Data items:
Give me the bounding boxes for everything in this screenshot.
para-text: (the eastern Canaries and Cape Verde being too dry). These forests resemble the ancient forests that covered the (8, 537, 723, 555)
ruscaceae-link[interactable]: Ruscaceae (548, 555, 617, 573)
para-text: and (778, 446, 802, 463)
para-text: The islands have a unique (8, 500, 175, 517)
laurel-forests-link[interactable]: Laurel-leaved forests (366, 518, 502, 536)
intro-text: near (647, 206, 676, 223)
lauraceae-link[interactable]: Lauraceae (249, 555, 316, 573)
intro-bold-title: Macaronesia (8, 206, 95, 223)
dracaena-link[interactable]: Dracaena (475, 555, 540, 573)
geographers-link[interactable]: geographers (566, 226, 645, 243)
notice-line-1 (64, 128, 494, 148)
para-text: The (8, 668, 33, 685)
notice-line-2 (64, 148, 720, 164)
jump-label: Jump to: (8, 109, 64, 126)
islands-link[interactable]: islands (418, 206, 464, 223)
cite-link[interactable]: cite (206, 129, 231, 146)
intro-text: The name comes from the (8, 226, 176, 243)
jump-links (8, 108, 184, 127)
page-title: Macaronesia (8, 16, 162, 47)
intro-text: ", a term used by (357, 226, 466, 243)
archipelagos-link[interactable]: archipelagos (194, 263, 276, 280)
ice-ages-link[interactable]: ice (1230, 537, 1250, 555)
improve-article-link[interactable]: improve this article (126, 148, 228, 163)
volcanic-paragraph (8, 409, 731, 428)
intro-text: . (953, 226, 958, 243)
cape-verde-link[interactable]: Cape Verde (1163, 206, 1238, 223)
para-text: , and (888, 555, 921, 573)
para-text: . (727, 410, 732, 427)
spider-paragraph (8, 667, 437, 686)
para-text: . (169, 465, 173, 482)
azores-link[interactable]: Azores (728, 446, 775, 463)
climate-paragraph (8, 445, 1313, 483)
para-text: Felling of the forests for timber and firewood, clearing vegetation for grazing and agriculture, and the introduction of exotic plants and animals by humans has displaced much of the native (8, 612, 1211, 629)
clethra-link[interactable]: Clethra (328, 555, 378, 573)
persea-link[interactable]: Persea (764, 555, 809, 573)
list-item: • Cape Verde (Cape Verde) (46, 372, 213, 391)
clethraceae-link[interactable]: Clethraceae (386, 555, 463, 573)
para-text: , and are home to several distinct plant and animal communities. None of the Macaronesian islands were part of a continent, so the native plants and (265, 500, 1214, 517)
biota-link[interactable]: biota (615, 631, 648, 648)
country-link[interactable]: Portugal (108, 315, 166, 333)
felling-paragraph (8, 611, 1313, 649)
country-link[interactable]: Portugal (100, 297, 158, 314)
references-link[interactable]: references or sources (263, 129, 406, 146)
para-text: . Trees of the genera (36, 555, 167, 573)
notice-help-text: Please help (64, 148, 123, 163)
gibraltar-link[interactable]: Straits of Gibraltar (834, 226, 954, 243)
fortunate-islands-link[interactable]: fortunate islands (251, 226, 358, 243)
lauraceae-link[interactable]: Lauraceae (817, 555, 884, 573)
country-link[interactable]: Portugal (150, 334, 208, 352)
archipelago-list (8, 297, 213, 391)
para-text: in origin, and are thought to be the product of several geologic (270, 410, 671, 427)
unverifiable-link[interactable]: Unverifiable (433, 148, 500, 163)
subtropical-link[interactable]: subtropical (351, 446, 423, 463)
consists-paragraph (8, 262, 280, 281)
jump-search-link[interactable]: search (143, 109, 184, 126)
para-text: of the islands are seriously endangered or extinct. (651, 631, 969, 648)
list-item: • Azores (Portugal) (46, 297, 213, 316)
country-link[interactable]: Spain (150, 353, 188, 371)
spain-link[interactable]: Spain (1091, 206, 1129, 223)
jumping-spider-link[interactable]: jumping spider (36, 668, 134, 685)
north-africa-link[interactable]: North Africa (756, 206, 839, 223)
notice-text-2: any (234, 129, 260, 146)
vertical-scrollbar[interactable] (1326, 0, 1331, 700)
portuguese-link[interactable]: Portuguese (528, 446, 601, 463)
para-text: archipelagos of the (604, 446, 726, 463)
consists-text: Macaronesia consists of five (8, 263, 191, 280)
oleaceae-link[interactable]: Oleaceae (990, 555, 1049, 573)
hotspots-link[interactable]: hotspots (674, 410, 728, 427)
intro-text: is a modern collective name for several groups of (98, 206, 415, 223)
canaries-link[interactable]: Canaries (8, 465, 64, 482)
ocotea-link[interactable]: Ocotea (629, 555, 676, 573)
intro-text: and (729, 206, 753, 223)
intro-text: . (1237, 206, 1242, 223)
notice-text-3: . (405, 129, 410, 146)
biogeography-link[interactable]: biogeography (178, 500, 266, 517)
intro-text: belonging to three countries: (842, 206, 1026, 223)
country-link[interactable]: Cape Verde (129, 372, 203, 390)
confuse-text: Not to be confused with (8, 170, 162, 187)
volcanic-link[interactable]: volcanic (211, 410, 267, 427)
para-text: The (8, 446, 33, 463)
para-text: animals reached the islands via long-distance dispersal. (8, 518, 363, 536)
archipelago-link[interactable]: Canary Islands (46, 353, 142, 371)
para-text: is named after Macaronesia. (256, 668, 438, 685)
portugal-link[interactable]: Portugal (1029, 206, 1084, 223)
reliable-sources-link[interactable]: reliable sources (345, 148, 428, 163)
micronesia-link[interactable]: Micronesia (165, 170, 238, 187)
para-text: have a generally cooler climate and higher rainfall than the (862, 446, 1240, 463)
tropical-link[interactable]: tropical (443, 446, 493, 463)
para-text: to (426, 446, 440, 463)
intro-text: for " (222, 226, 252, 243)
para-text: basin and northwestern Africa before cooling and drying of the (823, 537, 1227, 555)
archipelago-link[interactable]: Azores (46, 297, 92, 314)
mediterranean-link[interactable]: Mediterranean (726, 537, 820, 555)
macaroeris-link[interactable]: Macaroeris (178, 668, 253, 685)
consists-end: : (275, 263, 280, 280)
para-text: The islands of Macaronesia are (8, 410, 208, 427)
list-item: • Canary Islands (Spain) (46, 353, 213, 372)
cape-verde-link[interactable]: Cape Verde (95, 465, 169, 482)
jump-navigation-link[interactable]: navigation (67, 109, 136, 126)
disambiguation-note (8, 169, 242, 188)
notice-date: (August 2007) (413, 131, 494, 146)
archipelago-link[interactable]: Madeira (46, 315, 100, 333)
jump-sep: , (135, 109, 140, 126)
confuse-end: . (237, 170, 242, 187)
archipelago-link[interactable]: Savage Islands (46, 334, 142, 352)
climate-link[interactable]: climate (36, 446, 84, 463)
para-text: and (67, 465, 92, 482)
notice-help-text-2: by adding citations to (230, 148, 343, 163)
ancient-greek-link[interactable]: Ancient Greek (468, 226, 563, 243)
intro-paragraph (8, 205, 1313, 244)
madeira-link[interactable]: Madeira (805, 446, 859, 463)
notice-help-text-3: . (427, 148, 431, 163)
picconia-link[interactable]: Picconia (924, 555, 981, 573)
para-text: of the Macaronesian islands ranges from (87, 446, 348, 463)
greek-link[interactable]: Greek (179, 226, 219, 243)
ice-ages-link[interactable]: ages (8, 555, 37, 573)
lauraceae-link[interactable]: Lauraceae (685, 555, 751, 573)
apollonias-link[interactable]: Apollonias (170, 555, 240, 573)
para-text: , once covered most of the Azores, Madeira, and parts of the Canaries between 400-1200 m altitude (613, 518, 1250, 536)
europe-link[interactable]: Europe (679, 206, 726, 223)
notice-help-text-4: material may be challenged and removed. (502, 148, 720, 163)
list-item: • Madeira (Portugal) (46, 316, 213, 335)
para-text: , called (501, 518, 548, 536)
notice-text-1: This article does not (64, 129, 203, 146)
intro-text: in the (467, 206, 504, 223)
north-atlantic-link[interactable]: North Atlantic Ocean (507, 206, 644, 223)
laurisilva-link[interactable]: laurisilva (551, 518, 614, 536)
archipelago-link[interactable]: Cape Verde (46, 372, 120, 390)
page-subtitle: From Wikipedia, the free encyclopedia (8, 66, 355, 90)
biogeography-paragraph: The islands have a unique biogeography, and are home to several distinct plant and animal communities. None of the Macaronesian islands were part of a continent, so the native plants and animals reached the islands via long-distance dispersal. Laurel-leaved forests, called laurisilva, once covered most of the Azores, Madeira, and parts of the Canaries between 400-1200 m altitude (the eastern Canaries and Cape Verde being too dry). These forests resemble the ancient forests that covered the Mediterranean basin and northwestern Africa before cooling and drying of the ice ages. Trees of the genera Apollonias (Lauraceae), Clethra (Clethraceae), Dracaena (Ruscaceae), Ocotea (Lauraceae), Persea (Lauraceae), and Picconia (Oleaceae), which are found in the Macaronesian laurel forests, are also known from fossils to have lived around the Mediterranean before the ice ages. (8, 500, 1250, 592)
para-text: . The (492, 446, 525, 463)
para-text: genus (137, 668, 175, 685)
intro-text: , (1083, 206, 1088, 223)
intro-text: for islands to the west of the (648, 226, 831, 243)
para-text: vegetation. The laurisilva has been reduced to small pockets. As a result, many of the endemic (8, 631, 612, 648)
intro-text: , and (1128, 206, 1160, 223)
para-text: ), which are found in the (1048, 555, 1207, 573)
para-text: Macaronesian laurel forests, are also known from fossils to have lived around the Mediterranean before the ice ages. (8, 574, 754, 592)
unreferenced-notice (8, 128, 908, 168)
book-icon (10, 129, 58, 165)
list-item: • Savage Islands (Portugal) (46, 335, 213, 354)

Given task:
Starting with the first line of the items and going on through the line with "para-text: , and are", change "Cape Verde" to "Cabo Verde" and write those lines out again with nothing else altered.

Worked solution:
Give me the bounding boxes for everything in this screenshot.
para-text: (the eastern Canaries and Cabo Verde being too dry). These forests resemble the ancient forests that covered the (8, 537, 723, 555)
ruscaceae-link[interactable]: Ruscaceae (548, 555, 617, 573)
para-text: and (778, 446, 802, 463)
para-text: The islands have a unique (8, 500, 175, 517)
laurel-forests-link[interactable]: Laurel-leaved forests (366, 518, 502, 536)
intro-text: near (647, 206, 676, 223)
lauraceae-link[interactable]: Lauraceae (249, 555, 316, 573)
intro-bold-title: Macaronesia (8, 206, 95, 223)
dracaena-link[interactable]: Dracaena (475, 555, 540, 573)
geographers-link[interactable]: geographers (566, 226, 645, 243)
notice-line-1 (64, 128, 494, 148)
para-text: The (8, 668, 33, 685)
notice-line-2 (64, 148, 720, 164)
jump-label: Jump to: (8, 109, 64, 126)
islands-link[interactable]: islands (418, 206, 464, 223)
cite-link[interactable]: cite (206, 129, 231, 146)
intro-text: The name comes from the (8, 226, 176, 243)
jump-links (8, 108, 184, 127)
page-title: Macaronesia (8, 16, 162, 47)
intro-text: ", a term used by (357, 226, 466, 243)
archipelagos-link[interactable]: archipelagos (194, 263, 276, 280)
ice-ages-link[interactable]: ice (1230, 537, 1250, 555)
improve-article-link[interactable]: improve this article (126, 148, 228, 163)
volcanic-paragraph (8, 409, 731, 428)
intro-text: . (953, 226, 958, 243)
cape-verde-link[interactable]: Cabo Verde (1163, 206, 1238, 223)
para-text: , and (888, 555, 921, 573)
para-text: . (727, 410, 732, 427)
spider-paragraph (8, 667, 437, 686)
para-text: . (169, 465, 173, 482)
azores-link[interactable]: Azores (728, 446, 775, 463)
climate-paragraph (8, 445, 1313, 483)
para-text: Felling of the forests for timber and firewood, clearing vegetation for grazing and agriculture, and the introduction of exotic plants and animals by humans has displaced much of the native (8, 612, 1211, 629)
clethra-link[interactable]: Clethra (328, 555, 378, 573)
persea-link[interactable]: Persea (764, 555, 809, 573)
list-item: • Cabo Verde (Cabo Verde) (46, 372, 213, 391)
clethraceae-link[interactable]: Clethraceae (386, 555, 463, 573)
para-text: , and are home to several distinct plant and animal communities. None of the Macaronesian islands were part of a continent, so the native plants and (265, 500, 1214, 517)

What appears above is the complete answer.